> **Direction**: Translate this sentence from the forum feedback into Spanish: "Another shift to consider is having the evidence before the voting."

> **Document excerpt**:
My main feedback is that all of the information looks equally relevant on the
page. I would suggest minimization of suggestions of other debates and focus
the UI on debating the current issue you are looking at. It seems that you
want people to debate rather than just vote. As of right now, I get lost in
the three column layout.

Another shift to consider is having the evidence before the voting. If your
goal is to educate and to encourage discuss over voting, the information on
positions should be more readily available.

No doubt this vertical is hard to design for, ha ha

------
xtrahotsauce
Looks pretty awesome so far. I'm not a big fan of all the different fonts and
formatting. Like aginn mentioned, I don't know if Related Issues should have
the same size as the currently focused issue. Love the landing page though.

------
gbelote
Wow, the interface is very slick. I really like how you put focus on the
viewpoints and how you collapse the details. Even though there's a lot of
information it doesn't feel very cluttered to me.

------
martinpgreen
I've been impressed with this idea and interface. Although there rarely are
only 2 sides, I find myself checking in on issues. Also, I agree w/ xtra great
landing page.

------
jsnkwok
Honestly I'm a pretty big fan of this idea. Pretty original too. This is
random, but I do dig the typography.

------
profturnip
Love it!

(Records taken from a collection)
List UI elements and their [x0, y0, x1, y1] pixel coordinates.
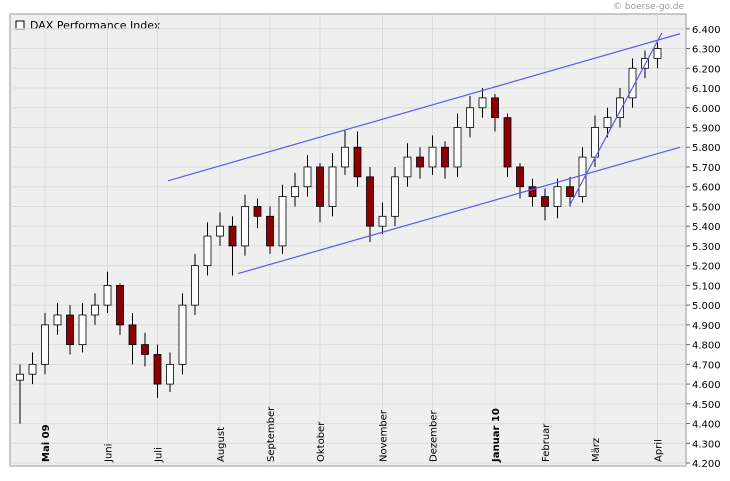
y-tick-label: 6.400 — [692, 25, 721, 36]
y-tick-label: 5.800 — [692, 143, 721, 154]
candle-body — [91, 304, 99, 316]
candle-body — [303, 166, 312, 188]
x-tick-label: Juli — [154, 447, 165, 463]
y-tick-label: 5.300 — [692, 242, 721, 253]
x-tick-label: Februar — [541, 423, 552, 462]
y-tick-label: 5.500 — [692, 202, 721, 213]
candle-body — [203, 235, 212, 267]
candle-body — [428, 146, 437, 168]
x-tick-label: April — [654, 439, 665, 462]
candle-body — [366, 176, 374, 227]
legend-box — [15, 20, 25, 30]
candle-body — [116, 284, 124, 326]
candle-body — [378, 215, 387, 227]
candle-body — [466, 107, 474, 128]
x-tick-label: November — [379, 409, 390, 462]
y-tick-label: 4.300 — [692, 439, 721, 450]
candle-body — [266, 215, 274, 247]
candle-body — [316, 166, 324, 207]
candle-body — [278, 196, 287, 247]
candle-body — [391, 176, 399, 217]
candle-body — [603, 117, 612, 128]
candle-body — [353, 146, 362, 178]
candle-body — [191, 265, 199, 306]
candle-body — [441, 146, 449, 168]
candle-body — [616, 97, 624, 119]
y-tick-label: 6.100 — [692, 84, 721, 95]
candle-body — [153, 354, 162, 385]
x-tick-label: Januar 10 — [491, 408, 502, 463]
x-tick-label: September — [266, 406, 277, 462]
candle-body — [628, 67, 637, 99]
candle-body — [541, 196, 549, 207]
y-tick-label: 4.200 — [692, 459, 721, 470]
candle-body — [453, 127, 462, 168]
y-tick-label: 4.500 — [692, 400, 721, 411]
candle-body — [166, 363, 174, 385]
trend-line — [569, 32, 663, 205]
y-tick-label: 4.400 — [692, 420, 721, 431]
x-tick-label: Juni — [104, 444, 115, 463]
chart-title: DAX Performance Index — [30, 19, 161, 32]
candle-body — [53, 314, 62, 326]
plot-area — [9, 13, 687, 467]
trend-line — [237, 146, 681, 275]
y-tick-label: 5.600 — [692, 183, 721, 194]
y-tick-label: 4.800 — [692, 341, 721, 352]
trend-line — [167, 33, 681, 182]
y-tick-label: 6.300 — [692, 45, 721, 56]
candle-body — [228, 225, 237, 247]
candle-body — [328, 166, 337, 207]
candle-body — [341, 146, 349, 168]
candle-body — [653, 48, 662, 59]
y-tick-label: 5.000 — [692, 301, 721, 312]
y-tick-label: 6.000 — [692, 104, 721, 115]
y-tick-label: 5.700 — [692, 163, 721, 174]
candle-body — [41, 324, 49, 365]
x-tick-label: März — [591, 438, 602, 462]
x-tick-label: August — [216, 427, 227, 462]
candle-body — [578, 156, 587, 197]
x-tick-label: Oktober — [316, 421, 327, 462]
candle-body — [528, 186, 537, 197]
candle-body — [291, 186, 299, 197]
candle-body — [178, 304, 187, 365]
y-tick-label: 5.400 — [692, 222, 721, 233]
x-tick-label: Mai 09 — [41, 424, 52, 462]
y-tick-label: 5.200 — [692, 262, 721, 273]
y-tick-label: 5.100 — [692, 281, 721, 292]
x-tick-label: Dezember — [429, 410, 440, 462]
candle-body — [241, 206, 249, 247]
candle-body — [103, 284, 112, 306]
candle-body — [66, 314, 74, 346]
y-tick-label: 4.900 — [692, 321, 721, 332]
candle-body — [566, 186, 574, 197]
candle-body — [28, 363, 37, 375]
candle-body — [128, 324, 137, 346]
y-tick-label: 4.700 — [692, 360, 721, 371]
y-tick-label: 6.200 — [692, 64, 721, 75]
source: © boerse-go.de — [613, 2, 684, 12]
candle-body — [516, 166, 524, 188]
candle-body — [503, 117, 512, 168]
candle-body — [403, 156, 412, 178]
candle-body — [253, 206, 262, 217]
candle-body — [491, 97, 499, 119]
candle-body — [78, 314, 87, 346]
y-tick-label: 5.900 — [692, 123, 721, 134]
candle-body — [141, 344, 149, 355]
y-tick-label: 4.600 — [692, 380, 721, 391]
candle-body — [553, 186, 562, 207]
candle-body — [478, 97, 487, 109]
candle-body — [216, 225, 224, 237]
candle-body — [16, 373, 24, 381]
candle-body — [416, 156, 424, 168]
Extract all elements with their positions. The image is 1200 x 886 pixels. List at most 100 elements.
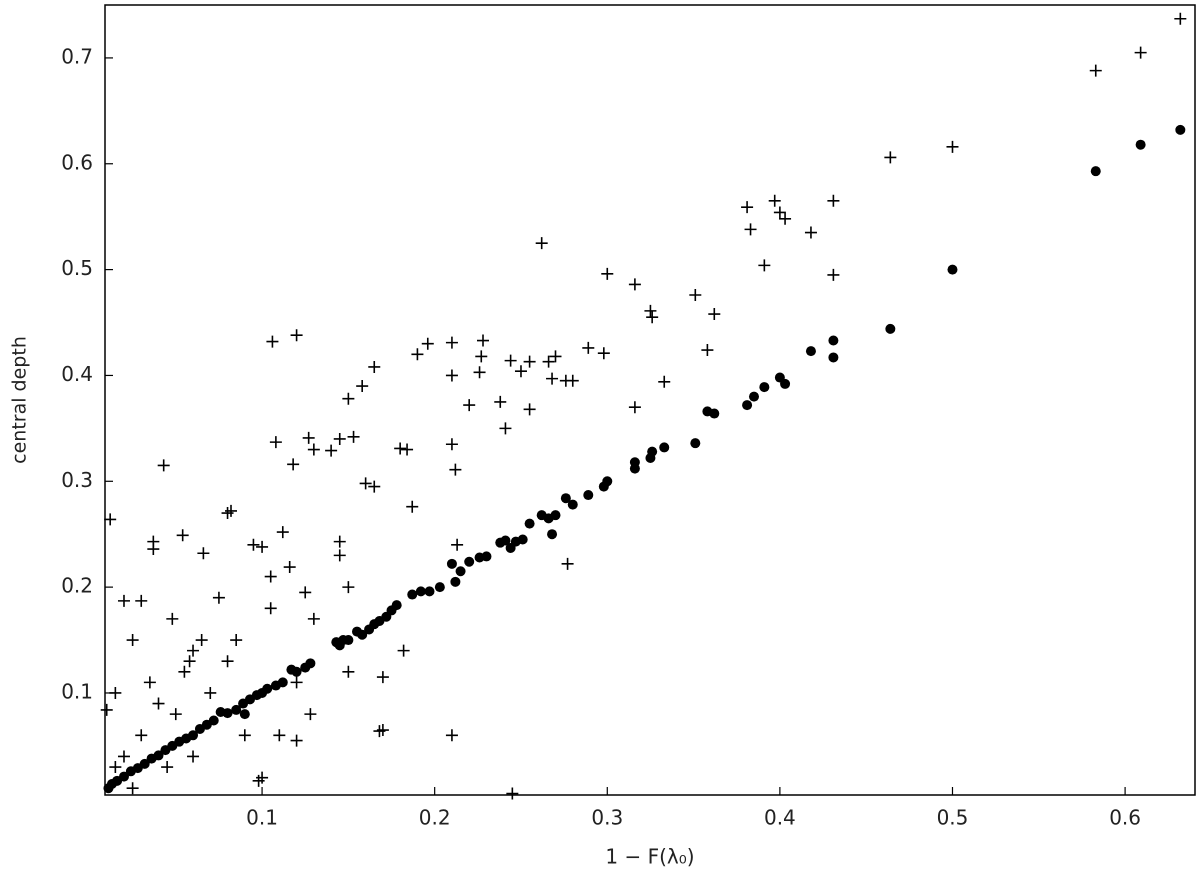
y-tick-label: 0.6 xyxy=(61,150,93,174)
plus-point xyxy=(463,399,476,412)
plus-point xyxy=(546,372,559,385)
dot-point xyxy=(215,707,226,718)
plus-point xyxy=(1174,12,1187,25)
dot-point xyxy=(505,542,516,553)
dot-point xyxy=(434,582,445,593)
plus-point xyxy=(221,655,234,668)
dot-point xyxy=(286,664,297,675)
plus-point xyxy=(494,395,507,408)
plus-point xyxy=(523,403,536,416)
dot-point xyxy=(524,518,535,529)
x-tick-label: 0.5 xyxy=(937,806,969,830)
plus-point xyxy=(143,676,156,689)
plus-point xyxy=(104,513,117,526)
plus-point xyxy=(744,223,757,236)
dot-point xyxy=(446,558,457,569)
plus-point xyxy=(157,459,170,472)
dot-point xyxy=(774,372,785,383)
plus-point xyxy=(708,308,721,321)
plus-point xyxy=(269,436,282,449)
x-tick-label: 0.2 xyxy=(419,806,451,830)
plus-point xyxy=(477,334,490,347)
x-axis-label: 1 − F(λ₀) xyxy=(605,845,694,869)
plus-point xyxy=(646,311,659,324)
plus-point xyxy=(197,547,210,560)
plus-point xyxy=(342,392,355,405)
plus-point xyxy=(773,206,786,219)
plus-point xyxy=(475,350,488,363)
plus-point xyxy=(827,268,840,281)
plus-point xyxy=(779,212,792,225)
x-tick-label: 0.4 xyxy=(764,806,796,830)
dot-point xyxy=(645,453,656,464)
dot-point xyxy=(702,406,713,417)
plus-point xyxy=(549,350,562,363)
plus-point xyxy=(561,557,574,570)
plus-point xyxy=(644,304,657,317)
plus-point xyxy=(187,750,200,763)
plus-point xyxy=(597,347,610,360)
plus-point xyxy=(176,529,189,542)
plus-point xyxy=(230,634,243,647)
plus-point xyxy=(946,140,959,153)
plus-point xyxy=(166,612,179,625)
dot-point xyxy=(1090,166,1101,177)
dot-point xyxy=(239,709,250,720)
plus-point xyxy=(283,561,296,574)
plus-point xyxy=(287,458,300,471)
plus-point xyxy=(302,431,315,444)
plus-point xyxy=(397,644,410,657)
dot-point xyxy=(759,382,770,393)
dot-point xyxy=(567,499,578,510)
plus-point xyxy=(1089,64,1102,77)
y-tick-label: 0.1 xyxy=(61,679,93,703)
plus-point xyxy=(347,430,360,443)
x-tick-label: 0.1 xyxy=(246,806,278,830)
plus-point xyxy=(523,355,536,368)
dot-point xyxy=(455,566,466,577)
plus-point xyxy=(183,655,196,668)
plus-point xyxy=(169,708,182,721)
plus-point xyxy=(307,443,320,456)
dot-point xyxy=(805,346,816,357)
plus-point xyxy=(356,380,369,393)
plus-point xyxy=(514,365,527,378)
plus-point xyxy=(187,644,200,657)
plus-point xyxy=(449,463,462,476)
plus-point xyxy=(264,602,277,615)
plus-point xyxy=(126,634,139,647)
plus-point xyxy=(161,761,174,774)
plus-point xyxy=(406,500,419,513)
plus-point xyxy=(376,671,389,684)
plus-point xyxy=(299,586,312,599)
dot-point xyxy=(885,323,896,334)
plus-point xyxy=(741,201,754,214)
dot-point xyxy=(331,637,342,648)
plus-point xyxy=(135,729,148,742)
plus-point xyxy=(542,355,555,368)
x-tick-label: 0.3 xyxy=(591,806,623,830)
plot-frame xyxy=(104,4,1196,796)
plus-point xyxy=(768,194,781,207)
plus-point xyxy=(559,374,572,387)
plus-point xyxy=(195,634,208,647)
plus-point xyxy=(307,612,320,625)
dot-point xyxy=(536,510,547,521)
plus-point xyxy=(212,591,225,604)
dot-point xyxy=(450,576,461,587)
dot-point xyxy=(474,552,485,563)
plus-point xyxy=(276,526,289,539)
dot-point xyxy=(238,698,249,709)
plus-point xyxy=(601,267,614,280)
x-tick-label: 0.6 xyxy=(1109,806,1141,830)
plus-point xyxy=(499,422,512,435)
dot-point xyxy=(828,335,839,346)
plus-point xyxy=(884,151,897,164)
dot-point xyxy=(464,556,475,567)
dot-point xyxy=(659,442,670,453)
plus-point xyxy=(401,443,414,456)
plus-point xyxy=(804,226,817,239)
dot-point xyxy=(629,463,640,474)
plus-point xyxy=(658,375,671,388)
plus-point xyxy=(238,729,251,742)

> **Final answer**: Otro cambio a considerar es poner la evidencia antes de la votación.